**Job**
Transcribe all of the material exactly. Any picture in it should be left out.
— Begin Information supplied —
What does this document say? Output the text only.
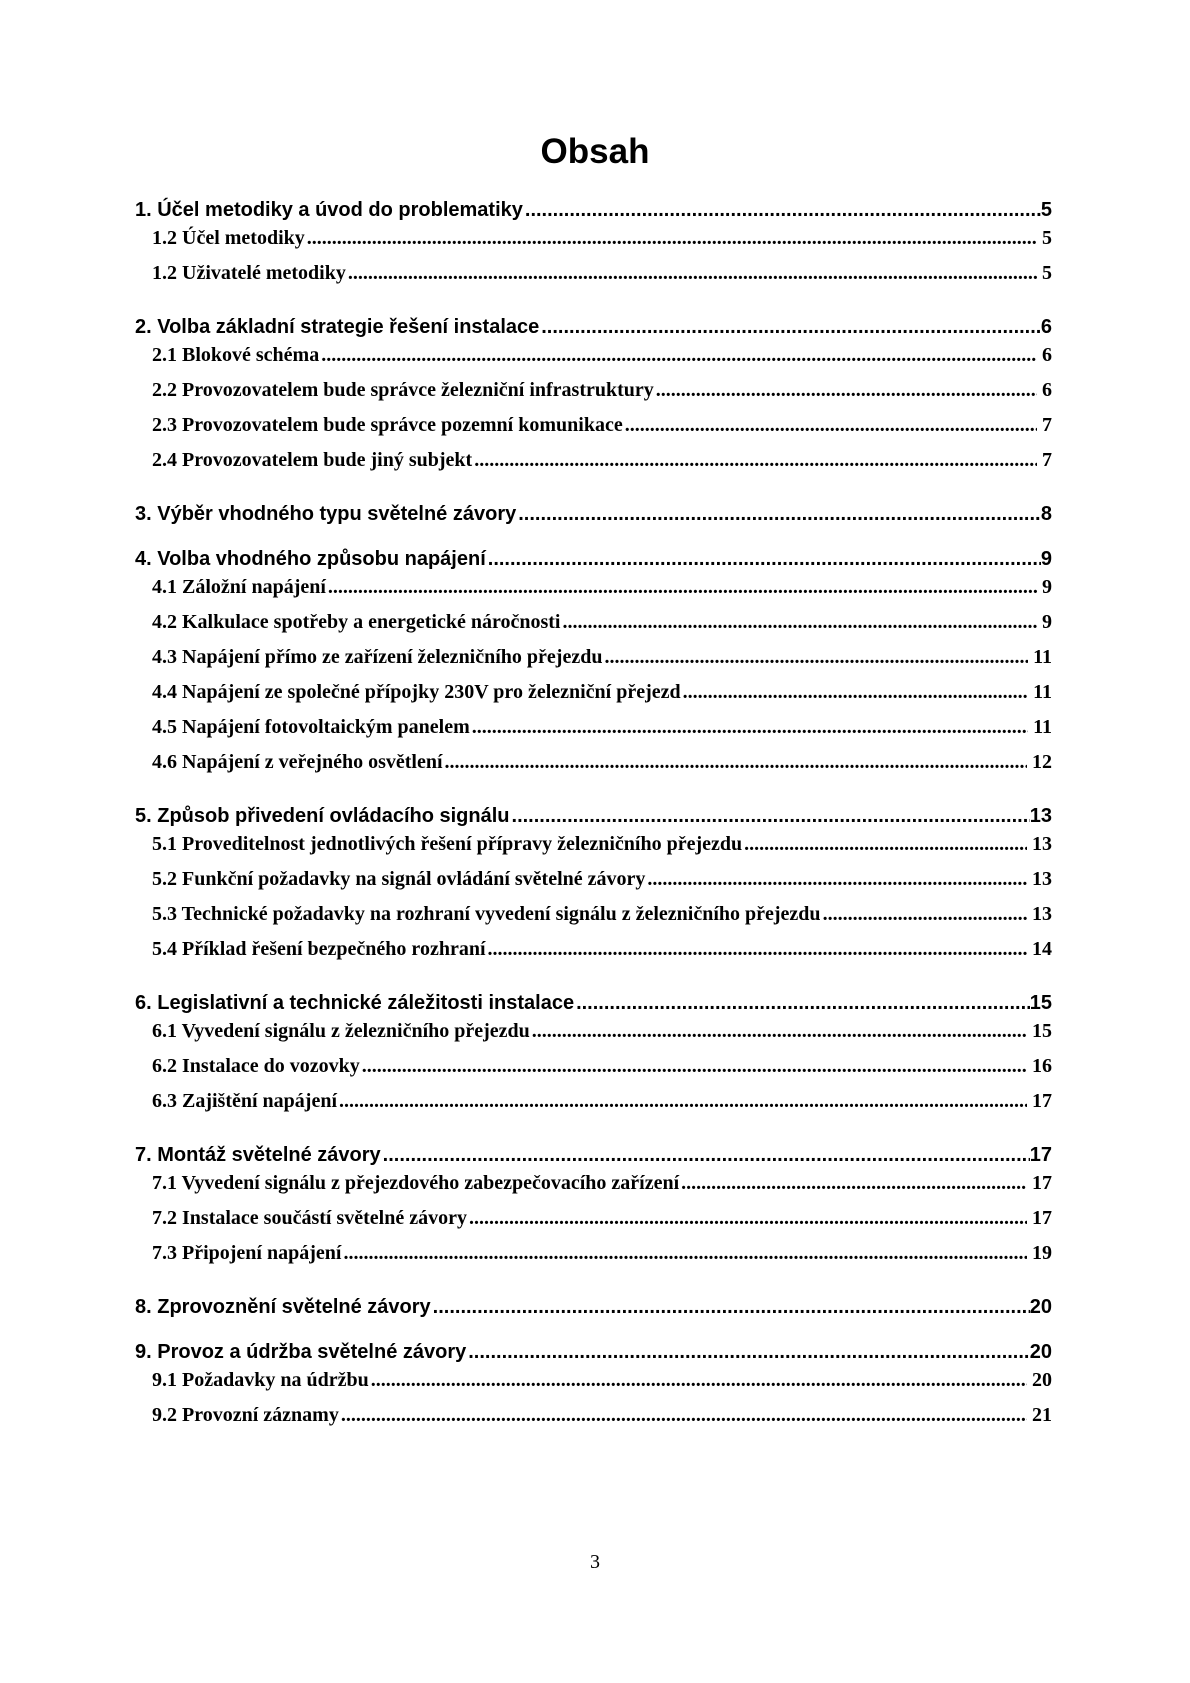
Obsah
1. Účel metodiky a úvod do problematiky .....	5
1.2 Účel metodiky .....	5
1.2 Uživatelé metodiky .....	5
2. Volba základní strategie řešení instalace .....	6
2.1 Blokové schéma .....	6
2.2 Provozovatelem bude správce železniční infrastruktury .....	6
2.3 Provozovatelem bude správce pozemní komunikace .....	7
2.4 Provozovatelem bude jiný subjekt .....	7
3. Výběr vhodného typu světelné závory .....	8
4. Volba vhodného způsobu napájení .....	9
4.1 Záložní napájení .....	9
4.2 Kalkulace spotřeby a energetické náročnosti .....	9
4.3 Napájení přímo ze zařízení železničního přejezdu .....	11
4.4 Napájení ze společné přípojky 230V pro železniční přejezd .....	11
4.5 Napájení fotovoltaickým panelem .....	11
4.6 Napájení z veřejného osvětlení .....	12
5. Způsob přivedení ovládacího signálu .....	13
5.1 Proveditelnost jednotlivých řešení přípravy železničního přejezdu .....	13
5.2 Funkční požadavky na signál ovládání světelné závory .....	13
5.3 Technické požadavky na rozhraní vyvedení signálu z železničního přejezdu .....	13
5.4 Příklad řešení bezpečného rozhraní .....	14
6. Legislativní a technické záležitosti instalace .....	15
6.1 Vyvedení signálu z železničního přejezdu .....	15
6.2 Instalace do vozovky .....	16
6.3 Zajištění napájení .....	17
7. Montáž světelné závory .....	17
7.1 Vyvedení signálu z přejezdového zabezpečovacího zařízení .....	17
7.2 Instalace součástí světelné závory .....	17
7.3 Připojení napájení .....	19
8. Zprovoznění světelné závory .....	20
9. Provoz a údržba světelné závory .....	20
9.1 Požadavky na údržbu .....	20
9.2 Provozní záznamy .....	21
3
— End Information supplied —
**Exercise output**
What does this document say? Output the text only.
Obsah
1. Účel metodiky a úvod do problematiky .....	5
1.2 Účel metodiky .....	5
1.2 Uživatelé metodiky .....	5
2. Volba základní strategie řešení instalace .....	6
2.1 Blokové schéma .....	6
2.2 Provozovatelem bude správce železniční infrastruktury .....	6
2.3 Provozovatelem bude správce pozemní komunikace .....	7
2.4 Provozovatelem bude jiný subjekt .....	7
3. Výběr vhodného typu světelné závory .....	8
4. Volba vhodného způsobu napájení .....	9
4.1 Záložní napájení .....	9
4.2 Kalkulace spotřeby a energetické náročnosti .....	9
4.3 Napájení přímo ze zařízení železničního přejezdu .....	11
4.4 Napájení ze společné přípojky 230V pro železniční přejezd .....	11
4.5 Napájení fotovoltaickým panelem .....	11
4.6 Napájení z veřejného osvětlení .....	12
5. Způsob přivedení ovládacího signálu .....	13
5.1 Proveditelnost jednotlivých řešení přípravy železničního přejezdu .....	13
5.2 Funkční požadavky na signál ovládání světelné závory .....	13
5.3 Technické požadavky na rozhraní vyvedení signálu z železničního přejezdu .....	13
5.4 Příklad řešení bezpečného rozhraní .....	14
6. Legislativní a technické záležitosti instalace .....	15
6.1 Vyvedení signálu z železničního přejezdu .....	15
6.2 Instalace do vozovky .....	16
6.3 Zajištění napájení .....	17
7. Montáž světelné závory .....	17
7.1 Vyvedení signálu z přejezdového zabezpečovacího zařízení .....	17
7.2 Instalace součástí světelné závory .....	17
7.3 Připojení napájení .....	19
8. Zprovoznění světelné závory .....	20
9. Provoz a údržba světelné závory .....	20
9.1 Požadavky na údržbu .....	20
9.2 Provozní záznamy .....	21
3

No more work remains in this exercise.